— YOUR INSTRUCTIONS —
Extract each line where the string "slope" shows up.

**** SUPPLIED DATA

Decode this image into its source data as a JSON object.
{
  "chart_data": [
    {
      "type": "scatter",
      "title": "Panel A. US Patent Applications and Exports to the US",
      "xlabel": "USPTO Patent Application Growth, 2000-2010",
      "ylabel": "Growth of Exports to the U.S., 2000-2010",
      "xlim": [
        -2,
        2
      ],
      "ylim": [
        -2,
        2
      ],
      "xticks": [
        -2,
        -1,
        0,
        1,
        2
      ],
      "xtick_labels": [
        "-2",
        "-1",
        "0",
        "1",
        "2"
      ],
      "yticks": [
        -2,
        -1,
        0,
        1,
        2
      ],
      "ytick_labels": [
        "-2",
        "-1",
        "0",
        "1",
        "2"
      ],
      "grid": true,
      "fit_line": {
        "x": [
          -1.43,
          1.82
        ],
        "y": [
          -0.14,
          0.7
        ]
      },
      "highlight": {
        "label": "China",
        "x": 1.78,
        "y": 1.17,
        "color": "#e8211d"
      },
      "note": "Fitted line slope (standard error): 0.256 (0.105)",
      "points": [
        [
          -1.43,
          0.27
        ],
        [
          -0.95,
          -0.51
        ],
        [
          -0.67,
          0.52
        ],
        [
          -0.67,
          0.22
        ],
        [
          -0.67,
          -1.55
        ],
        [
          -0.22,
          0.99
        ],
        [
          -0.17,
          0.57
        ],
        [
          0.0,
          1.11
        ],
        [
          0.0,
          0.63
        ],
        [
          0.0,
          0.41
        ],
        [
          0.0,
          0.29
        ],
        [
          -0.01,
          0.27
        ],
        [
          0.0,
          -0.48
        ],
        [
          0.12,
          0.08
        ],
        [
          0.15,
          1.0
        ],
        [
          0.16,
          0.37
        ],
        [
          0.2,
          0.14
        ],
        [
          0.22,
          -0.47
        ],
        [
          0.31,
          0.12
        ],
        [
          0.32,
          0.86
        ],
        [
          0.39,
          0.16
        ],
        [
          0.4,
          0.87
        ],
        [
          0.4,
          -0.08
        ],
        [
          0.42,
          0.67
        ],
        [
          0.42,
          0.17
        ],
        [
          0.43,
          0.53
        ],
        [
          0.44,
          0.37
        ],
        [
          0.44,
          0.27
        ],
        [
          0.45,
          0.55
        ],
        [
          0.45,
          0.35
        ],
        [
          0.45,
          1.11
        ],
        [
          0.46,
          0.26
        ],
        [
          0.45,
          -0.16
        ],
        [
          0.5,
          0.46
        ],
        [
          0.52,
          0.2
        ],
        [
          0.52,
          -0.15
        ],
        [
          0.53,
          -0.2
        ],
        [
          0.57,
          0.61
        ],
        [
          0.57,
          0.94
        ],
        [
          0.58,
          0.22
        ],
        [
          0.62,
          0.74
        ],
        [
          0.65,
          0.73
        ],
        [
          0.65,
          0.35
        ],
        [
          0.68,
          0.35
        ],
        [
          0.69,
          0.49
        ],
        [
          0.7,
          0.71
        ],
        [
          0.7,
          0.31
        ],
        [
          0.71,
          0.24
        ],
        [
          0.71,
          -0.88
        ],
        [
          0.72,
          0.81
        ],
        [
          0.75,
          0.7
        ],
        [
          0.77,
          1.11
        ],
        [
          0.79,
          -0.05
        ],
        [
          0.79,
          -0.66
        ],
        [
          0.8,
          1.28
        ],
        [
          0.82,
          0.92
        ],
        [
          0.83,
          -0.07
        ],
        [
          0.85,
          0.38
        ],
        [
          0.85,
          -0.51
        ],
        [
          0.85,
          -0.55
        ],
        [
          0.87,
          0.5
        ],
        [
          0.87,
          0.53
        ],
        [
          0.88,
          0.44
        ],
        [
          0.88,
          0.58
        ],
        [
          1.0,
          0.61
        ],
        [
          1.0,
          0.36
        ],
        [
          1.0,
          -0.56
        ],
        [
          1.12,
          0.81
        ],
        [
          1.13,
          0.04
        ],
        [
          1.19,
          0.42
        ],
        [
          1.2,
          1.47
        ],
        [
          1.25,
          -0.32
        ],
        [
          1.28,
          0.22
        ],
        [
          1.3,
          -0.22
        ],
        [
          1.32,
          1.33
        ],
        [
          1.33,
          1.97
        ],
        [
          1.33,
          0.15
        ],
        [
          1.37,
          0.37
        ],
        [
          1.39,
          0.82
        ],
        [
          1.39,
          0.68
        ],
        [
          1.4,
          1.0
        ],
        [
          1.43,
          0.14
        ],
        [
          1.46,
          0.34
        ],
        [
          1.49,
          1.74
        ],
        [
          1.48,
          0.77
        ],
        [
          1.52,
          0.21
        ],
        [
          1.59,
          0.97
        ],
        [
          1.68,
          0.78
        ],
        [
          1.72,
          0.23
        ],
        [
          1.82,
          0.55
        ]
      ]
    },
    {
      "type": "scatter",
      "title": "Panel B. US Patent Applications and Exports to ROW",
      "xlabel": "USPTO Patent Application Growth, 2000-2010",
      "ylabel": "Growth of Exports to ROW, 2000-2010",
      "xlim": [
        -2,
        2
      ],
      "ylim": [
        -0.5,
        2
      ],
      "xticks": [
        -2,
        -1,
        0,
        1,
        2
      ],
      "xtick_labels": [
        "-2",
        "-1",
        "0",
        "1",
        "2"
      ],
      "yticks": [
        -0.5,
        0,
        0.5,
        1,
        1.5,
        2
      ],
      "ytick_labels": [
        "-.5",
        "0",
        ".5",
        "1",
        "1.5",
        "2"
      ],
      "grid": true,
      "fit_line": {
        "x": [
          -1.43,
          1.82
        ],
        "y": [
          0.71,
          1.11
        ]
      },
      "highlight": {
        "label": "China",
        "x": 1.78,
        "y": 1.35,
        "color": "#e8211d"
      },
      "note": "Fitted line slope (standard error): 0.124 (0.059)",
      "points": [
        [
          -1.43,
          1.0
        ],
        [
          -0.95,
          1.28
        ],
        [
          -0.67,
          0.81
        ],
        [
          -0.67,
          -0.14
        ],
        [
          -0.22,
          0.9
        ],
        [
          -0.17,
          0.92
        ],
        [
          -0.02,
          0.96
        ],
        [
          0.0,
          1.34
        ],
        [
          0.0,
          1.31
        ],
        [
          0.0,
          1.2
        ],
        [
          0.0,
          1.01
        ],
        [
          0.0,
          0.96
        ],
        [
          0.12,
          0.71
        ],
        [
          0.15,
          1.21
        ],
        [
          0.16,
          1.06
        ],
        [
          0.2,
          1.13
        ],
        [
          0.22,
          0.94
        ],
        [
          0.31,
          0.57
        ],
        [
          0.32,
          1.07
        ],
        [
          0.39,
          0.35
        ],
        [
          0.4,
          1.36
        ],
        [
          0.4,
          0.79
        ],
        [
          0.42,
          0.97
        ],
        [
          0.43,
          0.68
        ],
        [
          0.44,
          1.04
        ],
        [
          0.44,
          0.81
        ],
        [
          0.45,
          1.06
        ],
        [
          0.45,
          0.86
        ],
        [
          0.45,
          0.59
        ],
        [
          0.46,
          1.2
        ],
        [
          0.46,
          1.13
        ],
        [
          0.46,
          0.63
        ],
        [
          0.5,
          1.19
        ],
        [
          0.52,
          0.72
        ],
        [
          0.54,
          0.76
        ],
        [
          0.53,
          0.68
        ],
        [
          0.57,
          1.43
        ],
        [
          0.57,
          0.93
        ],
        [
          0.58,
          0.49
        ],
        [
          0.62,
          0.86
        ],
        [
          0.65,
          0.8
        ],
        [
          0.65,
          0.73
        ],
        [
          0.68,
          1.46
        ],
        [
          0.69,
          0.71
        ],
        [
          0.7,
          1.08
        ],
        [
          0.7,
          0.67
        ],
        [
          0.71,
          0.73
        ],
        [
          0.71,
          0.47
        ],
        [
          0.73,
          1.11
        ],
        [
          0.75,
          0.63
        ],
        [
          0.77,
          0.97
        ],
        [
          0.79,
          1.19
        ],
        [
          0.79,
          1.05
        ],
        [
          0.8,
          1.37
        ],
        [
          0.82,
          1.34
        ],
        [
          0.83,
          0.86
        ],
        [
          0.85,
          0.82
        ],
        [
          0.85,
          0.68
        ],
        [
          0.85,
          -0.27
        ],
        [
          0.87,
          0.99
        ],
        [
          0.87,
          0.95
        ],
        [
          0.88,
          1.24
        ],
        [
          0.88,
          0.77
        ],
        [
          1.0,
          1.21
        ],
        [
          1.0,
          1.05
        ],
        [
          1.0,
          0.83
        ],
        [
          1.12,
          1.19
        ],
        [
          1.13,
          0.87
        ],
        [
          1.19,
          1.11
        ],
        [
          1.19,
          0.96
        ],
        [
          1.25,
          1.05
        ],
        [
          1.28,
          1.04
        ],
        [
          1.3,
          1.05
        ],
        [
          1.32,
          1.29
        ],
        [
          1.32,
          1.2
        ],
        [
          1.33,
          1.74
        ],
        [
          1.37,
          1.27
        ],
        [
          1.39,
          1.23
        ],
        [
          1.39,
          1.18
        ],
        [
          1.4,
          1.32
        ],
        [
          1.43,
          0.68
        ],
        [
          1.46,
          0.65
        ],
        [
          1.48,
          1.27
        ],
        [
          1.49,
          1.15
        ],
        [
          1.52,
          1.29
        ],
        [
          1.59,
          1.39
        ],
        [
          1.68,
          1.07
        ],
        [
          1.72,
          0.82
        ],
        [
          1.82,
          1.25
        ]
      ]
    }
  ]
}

********

— WRITTEN SOLUTION —
      "note": "Fitted line slope (standard error): 0.256 (0.105)",
      "note": "Fitted line slope (standard error): 0.124 (0.059)",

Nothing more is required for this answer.